=== OBJECTIVE ===
Copy every line of the listing exactly.

Figure record listings:

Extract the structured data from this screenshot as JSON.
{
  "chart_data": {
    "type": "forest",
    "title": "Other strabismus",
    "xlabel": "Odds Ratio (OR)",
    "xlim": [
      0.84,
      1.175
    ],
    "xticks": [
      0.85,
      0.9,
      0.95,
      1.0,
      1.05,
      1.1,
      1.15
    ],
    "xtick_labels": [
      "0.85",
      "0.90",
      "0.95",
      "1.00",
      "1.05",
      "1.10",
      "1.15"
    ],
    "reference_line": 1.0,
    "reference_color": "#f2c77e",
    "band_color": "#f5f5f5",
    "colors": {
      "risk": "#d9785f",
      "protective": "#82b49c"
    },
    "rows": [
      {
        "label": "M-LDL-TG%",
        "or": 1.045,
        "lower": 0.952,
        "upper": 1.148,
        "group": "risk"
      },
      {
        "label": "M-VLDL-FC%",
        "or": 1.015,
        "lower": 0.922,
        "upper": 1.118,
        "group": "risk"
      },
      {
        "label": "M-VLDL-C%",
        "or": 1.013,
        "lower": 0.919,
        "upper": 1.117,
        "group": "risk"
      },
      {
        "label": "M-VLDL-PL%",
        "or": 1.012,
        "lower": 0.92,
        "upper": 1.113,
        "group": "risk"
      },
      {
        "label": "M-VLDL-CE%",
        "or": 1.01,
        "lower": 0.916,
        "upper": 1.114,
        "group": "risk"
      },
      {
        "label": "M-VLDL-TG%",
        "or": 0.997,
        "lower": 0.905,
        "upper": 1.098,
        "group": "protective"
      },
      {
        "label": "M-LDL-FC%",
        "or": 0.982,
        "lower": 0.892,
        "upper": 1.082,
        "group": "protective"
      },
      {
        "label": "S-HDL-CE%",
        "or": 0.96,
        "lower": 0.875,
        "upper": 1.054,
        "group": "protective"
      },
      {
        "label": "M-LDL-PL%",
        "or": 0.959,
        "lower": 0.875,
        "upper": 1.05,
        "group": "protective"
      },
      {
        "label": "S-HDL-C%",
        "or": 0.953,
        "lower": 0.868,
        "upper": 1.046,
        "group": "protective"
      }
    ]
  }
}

=== THE SOLUTION ===
Extract the structured data from this screenshot as JSON.
{
  "chart_data": {
    "type": "forest",
    "title": "Other strabismus",
    "xlabel": "Odds Ratio (OR)",
    "xlim": [
      0.84,
      1.175
    ],
    "xticks": [
      0.85,
      0.9,
      0.95,
      1.0,
      1.05,
      1.1,
      1.15
    ],
    "xtick_labels": [
      "0.85",
      "0.90",
      "0.95",
      "1.00",
      "1.05",
      "1.10",
      "1.15"
    ],
    "reference_line": 1.0,
    "reference_color": "#f2c77e",
    "band_color": "#f5f5f5",
    "colors": {
      "risk": "#d9785f",
      "protective": "#82b49c"
    },
    "rows": [
      {
        "label": "M-LDL-TG%",
        "or": 1.045,
        "lower": 0.952,
        "upper": 1.148,
        "group": "risk"
      },
      {
        "label": "M-VLDL-FC%",
        "or": 1.015,
        "lower": 0.922,
        "upper": 1.118,
        "group": "risk"
      },
      {
        "label": "M-VLDL-C%",
        "or": 1.013,
        "lower": 0.919,
        "upper": 1.117,
        "group": "risk"
      },
      {
        "label": "M-VLDL-PL%",
        "or": 1.012,
        "lower": 0.92,
        "upper": 1.113,
        "group": "risk"
      },
      {
        "label": "M-VLDL-CE%",
        "or": 1.01,
        "lower": 0.916,
        "upper": 1.114,
        "group": "risk"
      },
      {
        "label": "M-VLDL-TG%",
        "or": 0.997,
        "lower": 0.905,
        "upper": 1.098,
        "group": "protective"
      },
      {
        "label": "M-LDL-FC%",
        "or": 0.982,
        "lower": 0.892,
        "upper": 1.082,
        "group": "protective"
      },
      {
        "label": "S-HDL-CE%",
        "or": 0.96,
        "lower": 0.875,
        "upper": 1.054,
        "group": "protective"
      },
      {
        "label": "M-LDL-PL%",
        "or": 0.959,
        "lower": 0.875,
        "upper": 1.05,
        "group": "protective"
      },
      {
        "label": "S-HDL-C%",
        "or": 0.953,
        "lower": 0.868,
        "upper": 1.046,
        "group": "protective"
      }
    ]
  }
}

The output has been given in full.